DATASET:

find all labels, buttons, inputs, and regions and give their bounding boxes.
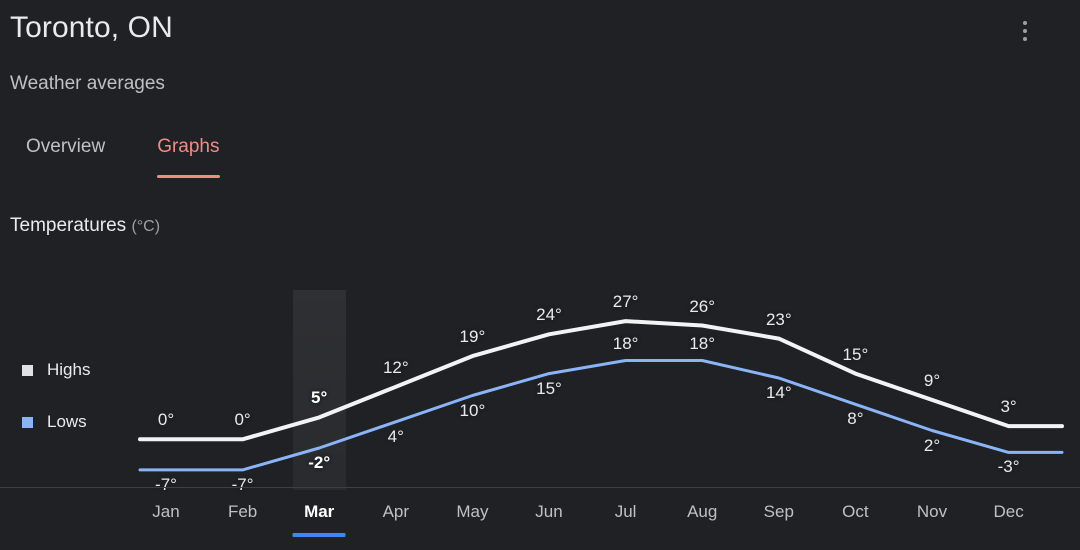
page-subtitle: Weather averages [10,73,165,94]
tab-graphs-label: Graphs [157,136,220,157]
high-value-label: 19° [459,327,486,347]
section-title: Temperatures (°C) [10,212,160,241]
low-value-label: -3° [997,457,1020,477]
low-value-label: 4° [387,426,404,446]
high-value-label: 26° [689,296,716,316]
month-tab-may[interactable]: May [446,488,499,536]
low-value-label: 14° [765,383,792,402]
menu-dot [1023,37,1027,41]
month-tab-apr[interactable]: Apr [369,488,422,536]
high-value-label: 5° [311,388,328,408]
tab-overview-label: Overview [26,136,106,157]
weather-averages-panel: Toronto, ON Weather averages Overview Gr… [0,0,1080,550]
low-value-label: 2° [923,435,941,455]
month-tab-feb[interactable]: Feb [216,488,269,536]
high-value-label: 0° [234,410,251,430]
menu-dot [1023,21,1027,25]
menu-dot [1023,29,1027,33]
low-value-label: 18° [689,333,716,353]
month-tab-sep[interactable]: Sep [752,488,805,536]
low-value-label: 15° [536,378,562,398]
month-tab-jan[interactable]: Jan [140,488,193,536]
tab-graphs[interactable]: Graphs [131,125,245,178]
month-tab-nov[interactable]: Nov [906,488,959,536]
month-tab-jul[interactable]: Jul [599,488,652,536]
high-value-label: 15° [842,344,869,364]
high-value-label: 12° [382,357,409,377]
section-title-text: Temperatures [10,215,127,236]
low-value-label: 8° [847,409,864,429]
month-tab-oct[interactable]: Oct [829,488,882,536]
low-value-label: -2° [308,453,331,472]
selected-month-marker [292,533,346,537]
tab-overview[interactable]: Overview [0,125,131,169]
page-title: Toronto, ON [10,11,173,44]
low-value-label: 10° [459,400,486,420]
high-value-label: 3° [1000,397,1017,417]
month-axis: Jan Feb Mar Apr May Jun Jul Aug Sep Oct Nov Dec [0,488,1080,550]
high-value-label: 23° [765,309,792,329]
more-vertical-icon[interactable] [1014,14,1036,48]
tab-active-underline [157,175,220,178]
month-tab-aug[interactable]: Aug [676,488,729,536]
high-value-label: 0° [157,410,175,430]
month-tab-jun[interactable]: Jun [523,488,576,536]
low-value-label: 18° [612,333,639,353]
tab-bar: Overview Graphs [0,125,246,181]
high-value-label: 27° [612,292,639,312]
high-value-label: 24° [536,305,562,325]
high-value-label: 9° [923,370,941,390]
month-tab-mar[interactable]: Mar [293,488,346,536]
month-tab-dec[interactable]: Dec [982,488,1035,536]
section-title-unit: (°C) [131,218,161,235]
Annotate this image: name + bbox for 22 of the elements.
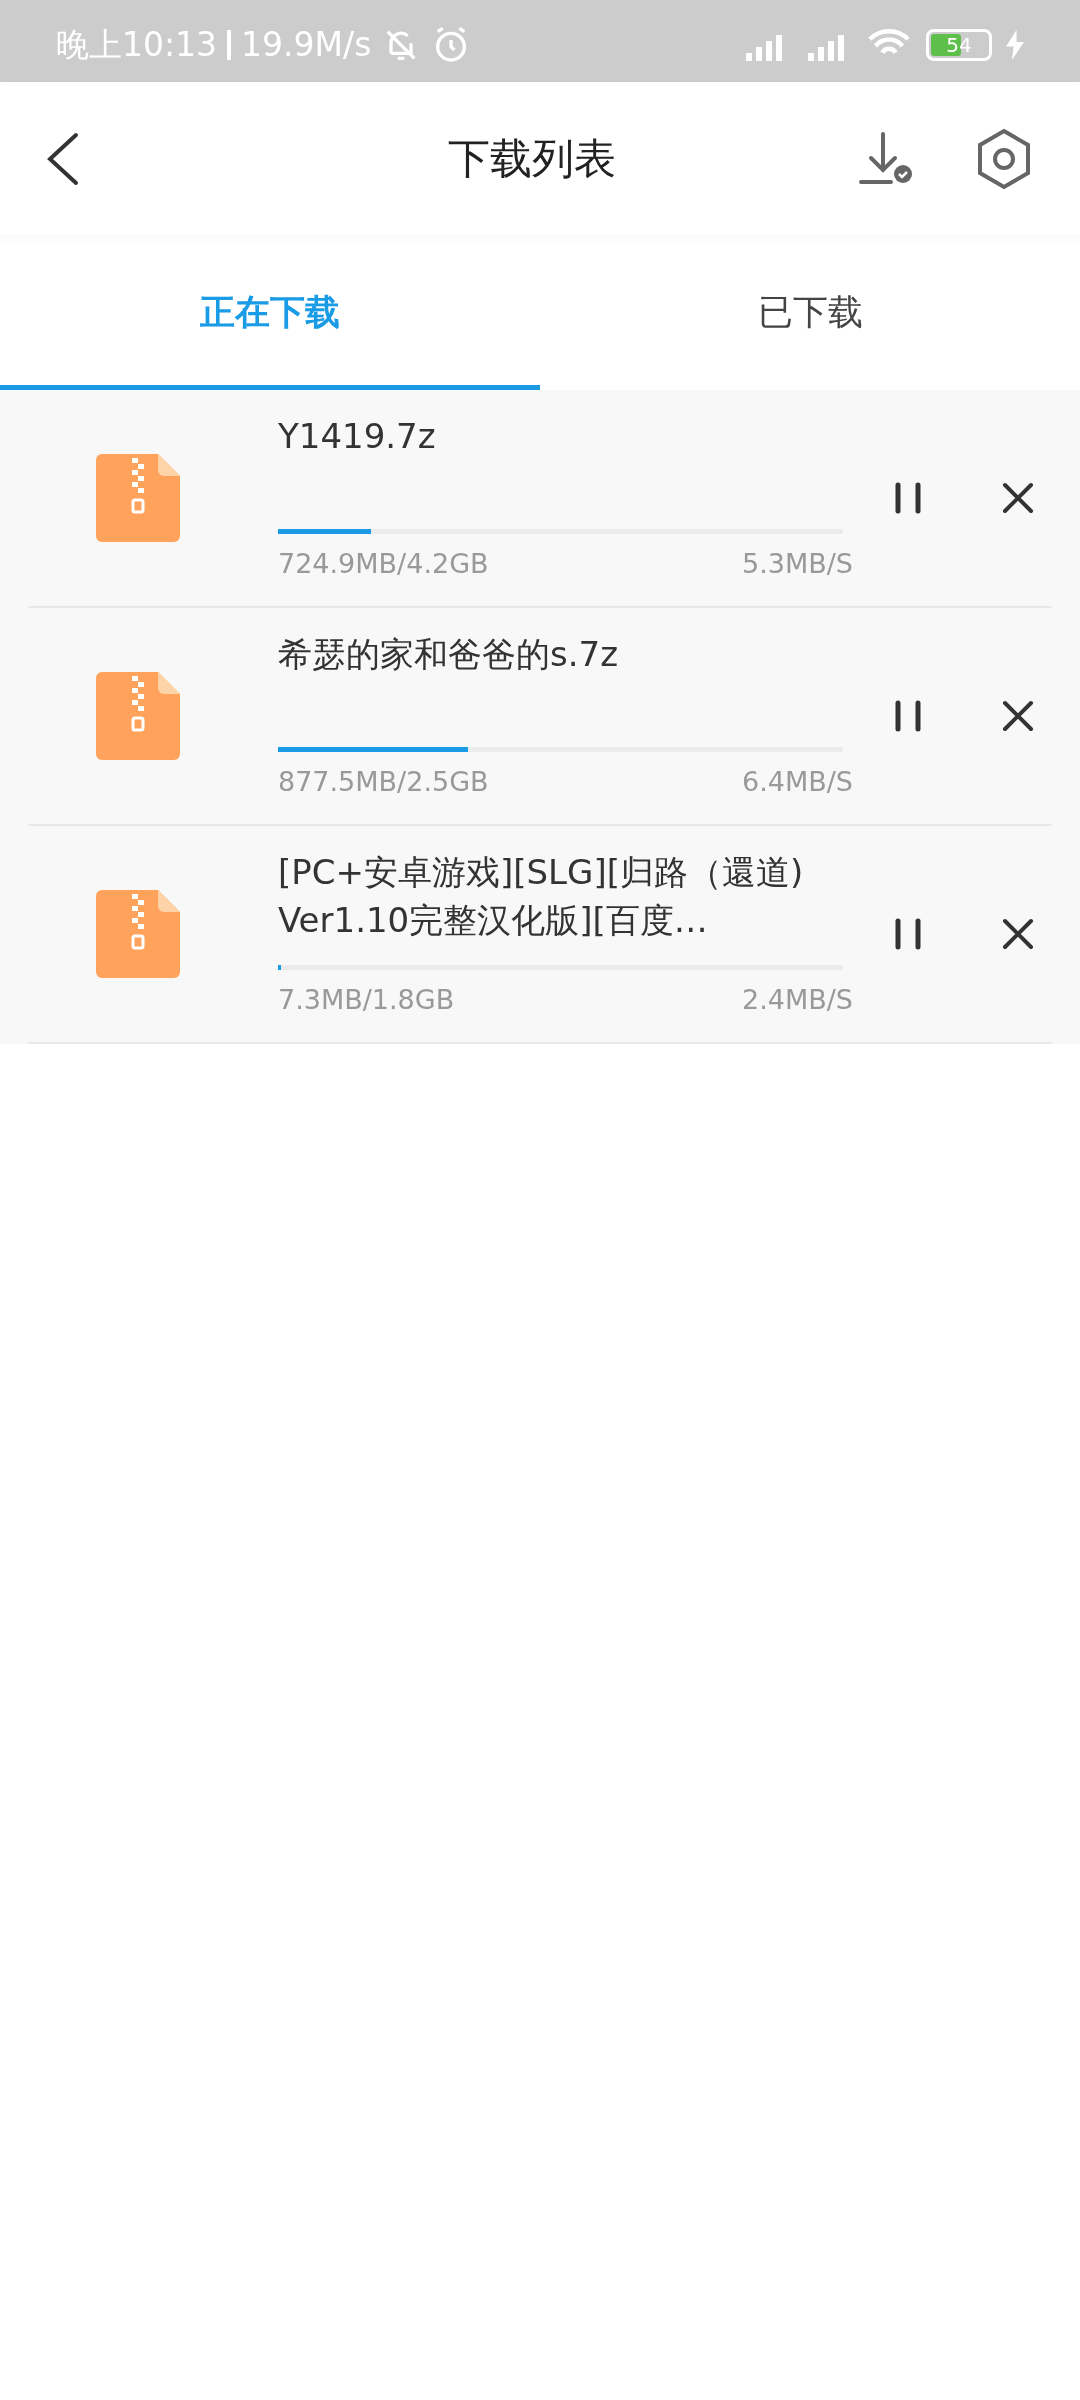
close-icon	[1002, 918, 1034, 950]
status-separator	[227, 30, 232, 60]
file-name: [PC+安卓游戏][SLG][归路（還道) Ver1.10完整汉化版][百度…	[278, 851, 805, 942]
file-name: 希瑟的家和爸爸的s.7z	[278, 633, 619, 676]
download-size: 7.3MB/1.8GB	[278, 982, 455, 1017]
close-icon	[1002, 482, 1034, 514]
download-size: 724.9MB/4.2GB	[278, 546, 489, 581]
zip-file-icon	[96, 890, 180, 978]
pause-icon	[893, 700, 923, 732]
zip-file-icon	[96, 672, 180, 760]
pause-icon	[893, 918, 923, 950]
download-speed: 5.3MB/S	[742, 546, 853, 581]
zip-file-icon	[96, 454, 180, 542]
pause-icon	[893, 482, 923, 514]
close-icon	[1002, 700, 1034, 732]
tab[interactable]: 已下载	[540, 235, 1080, 390]
file-name: Y1419.7z	[278, 415, 437, 458]
charging-icon	[1006, 30, 1024, 60]
download-speed: 6.4MB/S	[742, 764, 853, 799]
page-title: 下载列表	[448, 133, 616, 185]
download-size: 877.5MB/2.5GB	[278, 764, 489, 799]
download-speed: 2.4MB/S	[742, 982, 853, 1017]
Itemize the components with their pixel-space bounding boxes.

TO BE DONE: Reproduce the stretch from the line containing "page-subtitle: Weather averages" through the line containing "low-value-label: 4° [387,426,404,446]", substituting "min-value-label" for every "low-value-label" and changing nothing else.

THE RESULT:
page-subtitle: Weather averages [10,73,165,94]
tab-graphs-label: Graphs [157,136,220,157]
high-value-label: 19° [459,327,486,347]
section-title: Temperatures (°C) [10,212,160,241]
min-value-label: -3° [997,457,1020,477]
min-value-label: 4° [387,426,404,446]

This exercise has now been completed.